Text shown start

Do you know what to do when your central heating system isn’t working? Learn how to troubleshoot simple heating issues that you can fix yourself, and when it’s time to contact an HVAC professional.
How Your Furnace Works
First, understanding how your heating system works can help you troubleshoot when it isn’t working. The most common type of system is a ducted warm-air or forced-air system. When you set the thermostat to a specific temperature, it sends a signal to the furnace that tells it to turn on. The furnace heats the air and circulates it by means of a series of ducts and vents throughout your home.
Quick Tips for Heater Issues
- Check thermostat. Be sure the thermostat is set properly to “Heat” and the fan is set to “On” or “Auto.” Then try raising the set temperature 5 degrees and waiting a few minutes.
- Check forced-air entry points. Be sure the registers, grilles, and air returns that move air throughout your house are not blocked. Make sure heating register dampers are open.
- Check the air filter. A dirty filter can reduce efficiency, causing your system to work harder than necessary.

Text shown end
Dataset excerpts start

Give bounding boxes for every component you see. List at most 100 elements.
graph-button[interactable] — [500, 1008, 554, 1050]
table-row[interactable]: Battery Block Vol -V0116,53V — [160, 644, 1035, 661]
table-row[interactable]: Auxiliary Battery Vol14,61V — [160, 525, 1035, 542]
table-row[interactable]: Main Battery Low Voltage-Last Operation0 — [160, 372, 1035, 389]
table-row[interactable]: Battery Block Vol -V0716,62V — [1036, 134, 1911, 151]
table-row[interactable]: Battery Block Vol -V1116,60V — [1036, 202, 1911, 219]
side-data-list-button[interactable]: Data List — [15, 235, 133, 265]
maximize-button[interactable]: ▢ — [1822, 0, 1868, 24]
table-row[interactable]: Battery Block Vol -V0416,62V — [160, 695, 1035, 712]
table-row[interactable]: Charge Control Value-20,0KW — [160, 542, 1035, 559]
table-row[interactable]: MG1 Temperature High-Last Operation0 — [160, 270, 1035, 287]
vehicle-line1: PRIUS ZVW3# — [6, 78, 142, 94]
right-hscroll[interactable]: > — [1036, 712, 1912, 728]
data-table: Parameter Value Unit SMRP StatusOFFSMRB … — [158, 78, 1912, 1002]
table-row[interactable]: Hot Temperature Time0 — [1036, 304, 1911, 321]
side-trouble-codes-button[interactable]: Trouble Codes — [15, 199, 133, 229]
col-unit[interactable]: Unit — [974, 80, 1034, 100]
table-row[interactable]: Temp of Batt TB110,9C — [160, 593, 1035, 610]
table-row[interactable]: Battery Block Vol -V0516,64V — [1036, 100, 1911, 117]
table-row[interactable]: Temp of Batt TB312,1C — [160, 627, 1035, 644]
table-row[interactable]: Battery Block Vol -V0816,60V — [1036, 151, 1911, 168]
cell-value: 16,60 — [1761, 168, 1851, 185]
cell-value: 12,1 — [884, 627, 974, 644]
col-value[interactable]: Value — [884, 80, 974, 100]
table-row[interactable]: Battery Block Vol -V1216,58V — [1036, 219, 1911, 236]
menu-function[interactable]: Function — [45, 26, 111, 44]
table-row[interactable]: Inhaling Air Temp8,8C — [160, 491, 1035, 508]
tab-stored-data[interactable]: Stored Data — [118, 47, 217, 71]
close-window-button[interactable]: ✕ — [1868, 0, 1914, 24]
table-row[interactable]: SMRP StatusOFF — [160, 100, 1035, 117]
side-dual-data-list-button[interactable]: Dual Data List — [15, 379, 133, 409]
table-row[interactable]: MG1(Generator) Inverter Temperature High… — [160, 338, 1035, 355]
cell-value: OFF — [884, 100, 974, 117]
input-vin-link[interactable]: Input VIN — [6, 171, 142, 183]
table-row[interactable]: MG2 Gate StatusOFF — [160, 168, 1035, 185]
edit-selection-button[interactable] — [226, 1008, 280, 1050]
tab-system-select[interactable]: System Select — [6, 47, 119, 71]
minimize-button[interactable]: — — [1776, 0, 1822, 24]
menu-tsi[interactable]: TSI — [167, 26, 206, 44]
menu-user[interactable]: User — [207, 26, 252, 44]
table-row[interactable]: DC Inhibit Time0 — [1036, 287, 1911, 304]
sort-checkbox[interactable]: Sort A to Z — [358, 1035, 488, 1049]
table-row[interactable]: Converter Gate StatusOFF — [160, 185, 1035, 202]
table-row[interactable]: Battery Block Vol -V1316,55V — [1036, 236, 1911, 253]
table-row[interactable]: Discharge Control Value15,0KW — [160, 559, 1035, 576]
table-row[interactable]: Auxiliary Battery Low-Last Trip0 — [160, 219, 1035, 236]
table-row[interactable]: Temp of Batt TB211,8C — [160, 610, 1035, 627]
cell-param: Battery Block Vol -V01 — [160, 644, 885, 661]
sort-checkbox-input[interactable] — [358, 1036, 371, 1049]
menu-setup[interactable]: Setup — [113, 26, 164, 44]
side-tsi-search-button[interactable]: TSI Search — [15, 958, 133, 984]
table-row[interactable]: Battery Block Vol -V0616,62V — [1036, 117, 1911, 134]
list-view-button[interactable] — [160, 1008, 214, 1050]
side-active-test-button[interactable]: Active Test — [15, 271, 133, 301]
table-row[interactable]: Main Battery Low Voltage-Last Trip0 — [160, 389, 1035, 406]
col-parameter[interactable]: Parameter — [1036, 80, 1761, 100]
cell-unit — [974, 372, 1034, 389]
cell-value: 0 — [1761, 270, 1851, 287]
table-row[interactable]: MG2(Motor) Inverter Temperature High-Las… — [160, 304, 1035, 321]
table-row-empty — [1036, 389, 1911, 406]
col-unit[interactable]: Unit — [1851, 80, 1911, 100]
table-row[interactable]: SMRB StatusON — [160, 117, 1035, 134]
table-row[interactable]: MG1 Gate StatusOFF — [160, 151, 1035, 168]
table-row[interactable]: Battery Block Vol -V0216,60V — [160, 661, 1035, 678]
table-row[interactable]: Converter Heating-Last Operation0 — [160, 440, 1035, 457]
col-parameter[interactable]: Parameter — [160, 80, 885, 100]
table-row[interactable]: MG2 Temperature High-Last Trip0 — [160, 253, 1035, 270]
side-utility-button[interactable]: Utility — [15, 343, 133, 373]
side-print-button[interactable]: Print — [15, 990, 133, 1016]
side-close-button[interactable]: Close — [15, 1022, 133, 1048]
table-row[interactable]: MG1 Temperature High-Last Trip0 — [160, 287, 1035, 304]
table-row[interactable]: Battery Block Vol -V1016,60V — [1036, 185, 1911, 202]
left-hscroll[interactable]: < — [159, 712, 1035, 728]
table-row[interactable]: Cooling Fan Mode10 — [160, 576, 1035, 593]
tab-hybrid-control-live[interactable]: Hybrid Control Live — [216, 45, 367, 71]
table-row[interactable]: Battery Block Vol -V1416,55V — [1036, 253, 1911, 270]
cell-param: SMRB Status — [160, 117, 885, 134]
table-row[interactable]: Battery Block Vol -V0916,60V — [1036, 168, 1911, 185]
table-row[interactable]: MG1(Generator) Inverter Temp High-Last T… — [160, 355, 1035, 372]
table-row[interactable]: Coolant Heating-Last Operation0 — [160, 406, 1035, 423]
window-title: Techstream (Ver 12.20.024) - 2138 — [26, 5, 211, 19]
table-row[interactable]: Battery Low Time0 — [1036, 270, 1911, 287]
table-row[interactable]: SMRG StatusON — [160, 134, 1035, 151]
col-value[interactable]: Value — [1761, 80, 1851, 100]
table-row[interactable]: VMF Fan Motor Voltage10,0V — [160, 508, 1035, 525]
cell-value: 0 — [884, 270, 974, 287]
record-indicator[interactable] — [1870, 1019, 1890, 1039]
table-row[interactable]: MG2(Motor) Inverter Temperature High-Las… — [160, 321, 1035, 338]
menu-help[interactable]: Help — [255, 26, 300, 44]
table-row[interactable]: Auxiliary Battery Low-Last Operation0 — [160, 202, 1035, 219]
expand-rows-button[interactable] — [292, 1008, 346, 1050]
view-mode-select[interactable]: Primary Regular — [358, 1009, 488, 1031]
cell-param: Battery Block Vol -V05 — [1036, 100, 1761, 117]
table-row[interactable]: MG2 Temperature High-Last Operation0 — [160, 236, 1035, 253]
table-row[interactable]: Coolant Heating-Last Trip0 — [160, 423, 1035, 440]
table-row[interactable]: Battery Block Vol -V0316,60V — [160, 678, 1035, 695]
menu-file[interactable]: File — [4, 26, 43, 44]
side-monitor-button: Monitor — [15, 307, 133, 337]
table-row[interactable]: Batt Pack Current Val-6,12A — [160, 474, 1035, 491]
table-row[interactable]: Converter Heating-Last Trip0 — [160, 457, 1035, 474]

Dataset excerpts end

> **Exercise A**: Edit the heating troubleshooting text between "- Check forced-air" and "dampers are open.", inclusive, putting "grates" in place of "grilles".
> **Exercise B**: Resume the heating troubleshooting text after its final sentence.

> **Output A**:
- Check forced-air entry points. Be sure the registers, grates, and air returns that move air throughout your house are not blocked. Make sure heating register dampers are open.

> **Output B**:
You’ll find more details below to help you troubleshoot each of these three steps. If, after following these steps, your heating system still does not work, contact a furnace repair professional to check out your system.
Check the Thermostat
Start by checking your thermostat. Your thermostat controls when the heater turns on and off, so if your thermostat isn’t working correctly, your heater won’t either.
If your thermostat has no power or is unresponsive, check the circuit breaker on your home’s electrical panel. If you see a circuit breaker out of alignment, turn it off, then back on. (It should be aligned with the rest of the breakers.)
Some thermostats uses batteries or have them as a backup for when the power goes out. If the batteries are dead or low, this could cause problems. Try replacing the batteries. Most thermostats that use batteries will have a low battery indicator to let you know when it’s time to change them.
Next, check to see if someone accidentally turned off the thermostat or set it to “Cool” or “Fan” instead of “Heat.” Alternatively, it may be set to “On” instead of “Auto.” Once you’re sure the settings are correct, raise the set temperature 5 degrees and wait a few minutes.
If you have a mechanical thermostat, it will have a small lever that changes the temperature. Dust and other particles can cause issues with this type of thermostat. Remove the cover and clean the thermostat with a soft brush or compressed air.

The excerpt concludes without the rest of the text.